[SHORT EXERCISE] Pictures do not belong in the copy, so please give every entry below again exactly.

[BEGIN ENTRIES SUPPLIED]

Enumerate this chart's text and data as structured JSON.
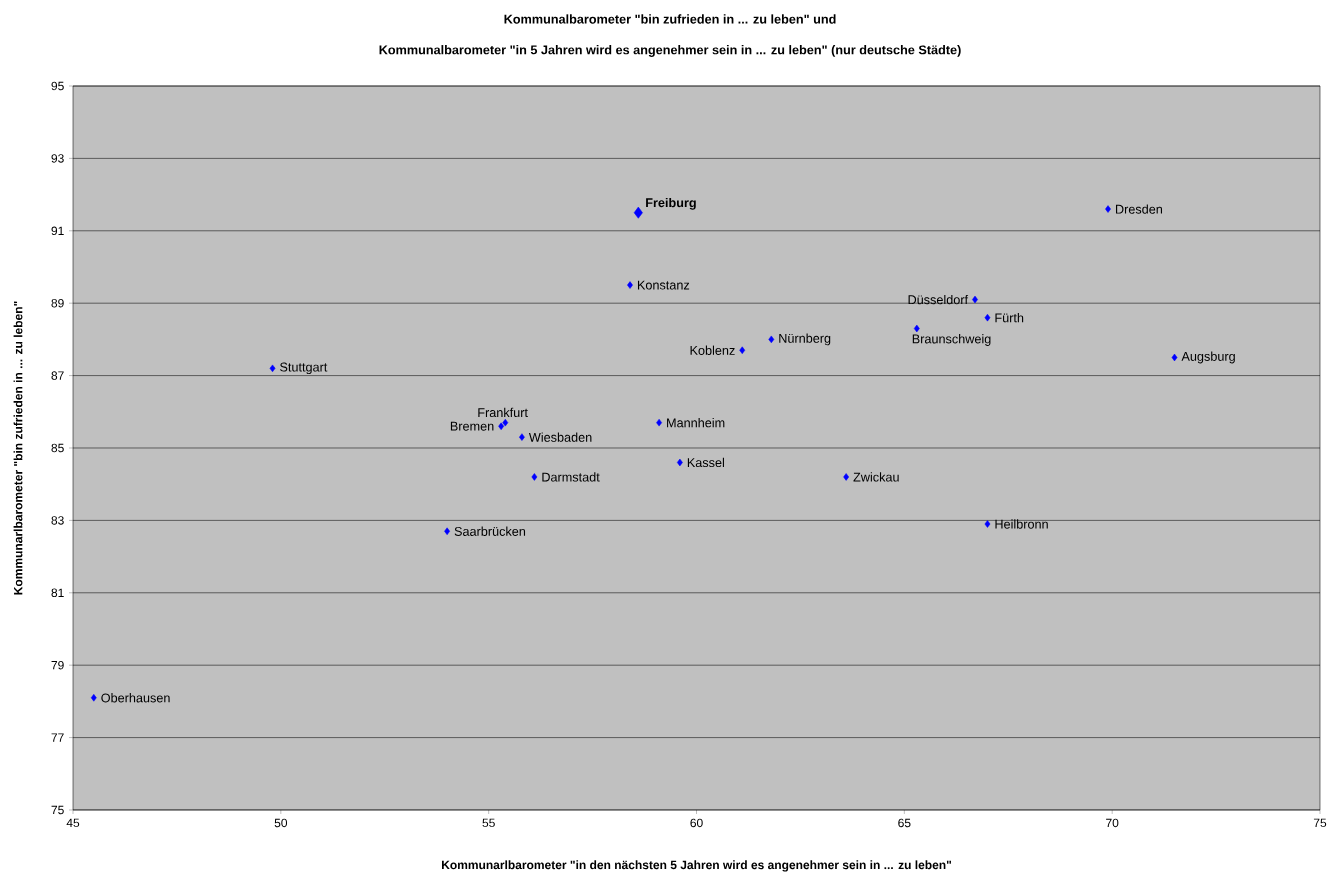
{
  "chart_data": {
    "type": "scatter",
    "title": "Kommunalbarometer \"bin zufrieden in ... zu leben\" und",
    "subtitle": "Kommunalbarometer \"in 5 Jahren wird es angenehmer sein in ... zu leben\" (nur deutsche Städte)",
    "xlabel": "Kommunarlbarometer \"in den nächsten 5 Jahren wird es angenehmer sein in ... zu leben\"",
    "ylabel": "Kommunarlbarometer \"bin zufrieden in ... zu leben\"",
    "xlim": [
      45,
      75
    ],
    "ylim": [
      75,
      95
    ],
    "xticks": [
      45,
      50,
      55,
      60,
      65,
      70,
      75
    ],
    "yticks": [
      75,
      77,
      79,
      81,
      83,
      85,
      87,
      89,
      91,
      93,
      95
    ],
    "grid": "y",
    "marker": "diamond",
    "series": [
      {
        "color": "#0000ff",
        "x": [
          69.9,
          58.4,
          66.7,
          67.0,
          65.3,
          61.8,
          61.1,
          71.5,
          49.8,
          55.4,
          55.3,
          55.8,
          59.1,
          59.6,
          56.1,
          63.6,
          67.0,
          54.0,
          45.5
        ],
        "values": [
          91.6,
          89.5,
          89.1,
          88.6,
          88.3,
          88.0,
          87.7,
          87.5,
          87.2,
          85.7,
          85.6,
          85.3,
          85.7,
          84.6,
          84.2,
          84.2,
          82.9,
          82.7,
          78.1
        ]
      },
      {
        "name": "Freiburg",
        "color": "#0000ff",
        "x": [
          58.6
        ],
        "values": [
          91.5
        ]
      }
    ],
    "annotations": [
      {
        "text": "Dresden",
        "x": 69.9,
        "y": 91.6
      },
      {
        "text": "Konstanz",
        "x": 58.4,
        "y": 89.5
      },
      {
        "text": "Düsseldorf",
        "x": 66.7,
        "y": 89.1
      },
      {
        "text": "Fürth",
        "x": 67.0,
        "y": 88.6
      },
      {
        "text": "Braunschweig",
        "x": 65.3,
        "y": 88.3
      },
      {
        "text": "Nürnberg",
        "x": 61.8,
        "y": 88.0
      },
      {
        "text": "Koblenz",
        "x": 61.1,
        "y": 87.7
      },
      {
        "text": "Augsburg",
        "x": 71.5,
        "y": 87.5
      },
      {
        "text": "Stuttgart",
        "x": 49.8,
        "y": 87.2
      },
      {
        "text": "Frankfurt",
        "x": 55.4,
        "y": 85.7
      },
      {
        "text": "Bremen",
        "x": 55.3,
        "y": 85.6
      },
      {
        "text": "Wiesbaden",
        "x": 55.8,
        "y": 85.3
      },
      {
        "text": "Mannheim",
        "x": 59.1,
        "y": 85.7
      },
      {
        "text": "Kassel",
        "x": 59.6,
        "y": 84.6
      },
      {
        "text": "Darmstadt",
        "x": 56.1,
        "y": 84.2
      },
      {
        "text": "Zwickau",
        "x": 63.6,
        "y": 84.2
      },
      {
        "text": "Heilbronn",
        "x": 67.0,
        "y": 82.9
      },
      {
        "text": "Saarbrücken",
        "x": 54.0,
        "y": 82.7
      },
      {
        "text": "Oberhausen",
        "x": 45.5,
        "y": 78.1
      }
    ]
  }
}
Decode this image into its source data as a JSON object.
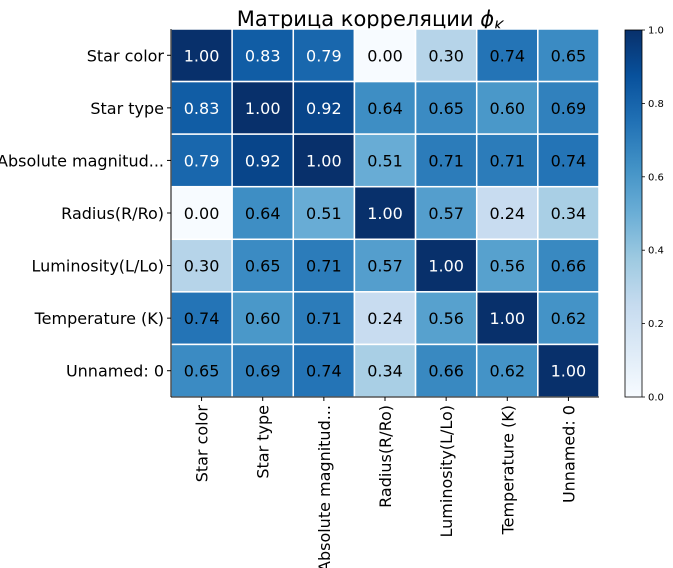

[END ENTRIES SUPPLIED]

[FINISHED ANSWER]
Enumerate this chart's text and data as structured JSON.
{
  "chart_data": {
    "type": "scatter",
    "title": "Kommunalbarometer \"bin zufrieden in ... zu leben\" und",
    "subtitle": "Kommunalbarometer \"in 5 Jahren wird es angenehmer sein in ... zu leben\" (nur deutsche Städte)",
    "xlabel": "Kommunarlbarometer \"in den nächsten 5 Jahren wird es angenehmer sein in ... zu leben\"",
    "ylabel": "Kommunarlbarometer \"bin zufrieden in ... zu leben\"",
    "xlim": [
      45,
      75
    ],
    "ylim": [
      75,
      95
    ],
    "xticks": [
      45,
      50,
      55,
      60,
      65,
      70,
      75
    ],
    "yticks": [
      75,
      77,
      79,
      81,
      83,
      85,
      87,
      89,
      91,
      93,
      95
    ],
    "grid": "y",
    "marker": "diamond",
    "series": [
      {
        "color": "#0000ff",
        "x": [
          69.9,
          58.4,
          66.7,
          67.0,
          65.3,
          61.8,
          61.1,
          71.5,
          49.8,
          55.4,
          55.3,
          55.8,
          59.1,
          59.6,
          56.1,
          63.6,
          67.0,
          54.0,
          45.5
        ],
        "values": [
          91.6,
          89.5,
          89.1,
          88.6,
          88.3,
          88.0,
          87.7,
          87.5,
          87.2,
          85.7,
          85.6,
          85.3,
          85.7,
          84.6,
          84.2,
          84.2,
          82.9,
          82.7,
          78.1
        ]
      },
      {
        "name": "Freiburg",
        "color": "#0000ff",
        "x": [
          58.6
        ],
        "values": [
          91.5
        ]
      }
    ],
    "annotations": [
      {
        "text": "Dresden",
        "x": 69.9,
        "y": 91.6
      },
      {
        "text": "Konstanz",
        "x": 58.4,
        "y": 89.5
      },
      {
        "text": "Düsseldorf",
        "x": 66.7,
        "y": 89.1
      },
      {
        "text": "Fürth",
        "x": 67.0,
        "y": 88.6
      },
      {
        "text": "Braunschweig",
        "x": 65.3,
        "y": 88.3
      },
      {
        "text": "Nürnberg",
        "x": 61.8,
        "y": 88.0
      },
      {
        "text": "Koblenz",
        "x": 61.1,
        "y": 87.7
      },
      {
        "text": "Augsburg",
        "x": 71.5,
        "y": 87.5
      },
      {
        "text": "Stuttgart",
        "x": 49.8,
        "y": 87.2
      },
      {
        "text": "Frankfurt",
        "x": 55.4,
        "y": 85.7
      },
      {
        "text": "Bremen",
        "x": 55.3,
        "y": 85.6
      },
      {
        "text": "Wiesbaden",
        "x": 55.8,
        "y": 85.3
      },
      {
        "text": "Mannheim",
        "x": 59.1,
        "y": 85.7
      },
      {
        "text": "Kassel",
        "x": 59.6,
        "y": 84.6
      },
      {
        "text": "Darmstadt",
        "x": 56.1,
        "y": 84.2
      },
      {
        "text": "Zwickau",
        "x": 63.6,
        "y": 84.2
      },
      {
        "text": "Heilbronn",
        "x": 67.0,
        "y": 82.9
      },
      {
        "text": "Saarbrücken",
        "x": 54.0,
        "y": 82.7
      },
      {
        "text": "Oberhausen",
        "x": 45.5,
        "y": 78.1
      }
    ]
  }
}
Decode this image into its source data as a JSON object.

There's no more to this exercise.